** begin PROVIDED MATERIAL **

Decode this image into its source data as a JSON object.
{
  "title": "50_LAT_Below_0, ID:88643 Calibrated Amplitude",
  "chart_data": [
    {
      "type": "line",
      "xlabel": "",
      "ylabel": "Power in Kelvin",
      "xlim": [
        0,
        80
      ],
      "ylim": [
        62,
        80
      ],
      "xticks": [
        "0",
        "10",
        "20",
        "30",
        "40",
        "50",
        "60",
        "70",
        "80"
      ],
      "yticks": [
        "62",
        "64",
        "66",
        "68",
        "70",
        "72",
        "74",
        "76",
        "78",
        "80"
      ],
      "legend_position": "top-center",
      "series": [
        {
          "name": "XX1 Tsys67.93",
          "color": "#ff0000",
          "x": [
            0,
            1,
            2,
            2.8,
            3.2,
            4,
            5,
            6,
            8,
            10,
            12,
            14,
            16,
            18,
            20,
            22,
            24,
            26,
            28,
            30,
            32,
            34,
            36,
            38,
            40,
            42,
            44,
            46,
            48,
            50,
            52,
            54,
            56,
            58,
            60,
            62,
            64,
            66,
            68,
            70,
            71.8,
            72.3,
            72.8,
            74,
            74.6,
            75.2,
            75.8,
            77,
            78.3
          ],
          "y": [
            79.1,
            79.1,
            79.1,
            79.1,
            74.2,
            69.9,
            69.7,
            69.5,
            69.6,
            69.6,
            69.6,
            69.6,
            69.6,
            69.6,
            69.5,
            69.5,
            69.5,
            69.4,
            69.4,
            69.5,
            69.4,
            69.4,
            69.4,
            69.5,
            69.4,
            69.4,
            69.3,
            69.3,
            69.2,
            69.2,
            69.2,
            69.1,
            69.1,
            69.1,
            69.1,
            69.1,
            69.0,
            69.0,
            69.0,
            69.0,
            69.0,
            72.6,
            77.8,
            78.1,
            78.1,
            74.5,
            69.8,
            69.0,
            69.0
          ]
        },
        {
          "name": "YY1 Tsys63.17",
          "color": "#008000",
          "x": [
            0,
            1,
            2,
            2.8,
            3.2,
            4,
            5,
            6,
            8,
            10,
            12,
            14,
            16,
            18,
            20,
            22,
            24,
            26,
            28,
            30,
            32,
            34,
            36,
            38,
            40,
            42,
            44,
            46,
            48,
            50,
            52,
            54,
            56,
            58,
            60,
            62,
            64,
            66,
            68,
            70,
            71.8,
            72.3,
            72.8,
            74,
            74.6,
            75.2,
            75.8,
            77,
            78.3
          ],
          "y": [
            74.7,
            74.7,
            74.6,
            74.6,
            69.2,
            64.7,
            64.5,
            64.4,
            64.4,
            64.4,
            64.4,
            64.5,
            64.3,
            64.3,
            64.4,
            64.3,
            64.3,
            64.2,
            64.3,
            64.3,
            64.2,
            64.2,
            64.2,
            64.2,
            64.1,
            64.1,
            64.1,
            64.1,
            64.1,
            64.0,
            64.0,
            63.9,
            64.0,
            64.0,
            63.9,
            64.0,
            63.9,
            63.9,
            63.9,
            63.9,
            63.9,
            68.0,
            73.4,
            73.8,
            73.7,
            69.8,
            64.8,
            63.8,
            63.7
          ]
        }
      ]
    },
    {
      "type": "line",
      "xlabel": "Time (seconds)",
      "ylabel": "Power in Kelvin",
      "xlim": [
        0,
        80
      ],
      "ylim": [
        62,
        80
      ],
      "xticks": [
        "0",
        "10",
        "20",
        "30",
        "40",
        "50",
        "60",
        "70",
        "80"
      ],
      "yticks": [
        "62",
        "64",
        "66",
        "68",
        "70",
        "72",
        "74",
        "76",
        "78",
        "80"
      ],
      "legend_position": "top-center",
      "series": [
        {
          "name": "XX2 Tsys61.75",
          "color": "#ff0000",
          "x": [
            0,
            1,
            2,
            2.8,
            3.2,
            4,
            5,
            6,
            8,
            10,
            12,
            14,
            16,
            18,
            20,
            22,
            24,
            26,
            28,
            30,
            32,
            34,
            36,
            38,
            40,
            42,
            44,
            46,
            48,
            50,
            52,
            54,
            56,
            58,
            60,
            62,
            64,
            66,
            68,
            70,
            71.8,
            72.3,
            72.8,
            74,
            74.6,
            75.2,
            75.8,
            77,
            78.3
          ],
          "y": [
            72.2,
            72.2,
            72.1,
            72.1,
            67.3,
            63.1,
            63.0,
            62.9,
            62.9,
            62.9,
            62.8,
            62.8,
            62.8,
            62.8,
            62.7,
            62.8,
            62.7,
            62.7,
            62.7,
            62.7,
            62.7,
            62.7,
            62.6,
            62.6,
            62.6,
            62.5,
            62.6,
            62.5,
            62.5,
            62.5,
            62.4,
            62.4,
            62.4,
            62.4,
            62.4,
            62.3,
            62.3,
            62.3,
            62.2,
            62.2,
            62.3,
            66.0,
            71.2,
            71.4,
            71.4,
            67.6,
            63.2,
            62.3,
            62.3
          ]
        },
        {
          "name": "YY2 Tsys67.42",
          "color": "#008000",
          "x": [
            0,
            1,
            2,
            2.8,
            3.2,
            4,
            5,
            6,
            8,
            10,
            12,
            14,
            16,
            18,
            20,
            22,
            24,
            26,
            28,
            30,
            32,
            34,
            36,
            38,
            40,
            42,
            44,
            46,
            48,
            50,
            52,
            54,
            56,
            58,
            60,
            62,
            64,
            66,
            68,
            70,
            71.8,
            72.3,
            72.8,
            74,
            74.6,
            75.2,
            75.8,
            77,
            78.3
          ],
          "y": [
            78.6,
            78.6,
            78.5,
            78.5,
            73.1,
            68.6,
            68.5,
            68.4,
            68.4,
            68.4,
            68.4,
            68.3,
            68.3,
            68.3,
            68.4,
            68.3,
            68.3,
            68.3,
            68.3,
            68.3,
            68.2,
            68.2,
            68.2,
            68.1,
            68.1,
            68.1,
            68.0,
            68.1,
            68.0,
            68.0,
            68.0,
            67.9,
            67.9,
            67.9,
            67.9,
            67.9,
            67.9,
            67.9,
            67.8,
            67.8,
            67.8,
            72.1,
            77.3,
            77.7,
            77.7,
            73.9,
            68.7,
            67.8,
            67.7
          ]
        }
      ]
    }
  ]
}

** end PROVIDED MATERIAL **

BRIEF:
Find every line in the records above that contains the word "name", and copy each one.

WRITTEN ANSWER:
          "name": "XX1 Tsys67.93",
          "name": "YY1 Tsys63.17",
          "name": "XX2 Tsys61.75",
          "name": "YY2 Tsys67.42",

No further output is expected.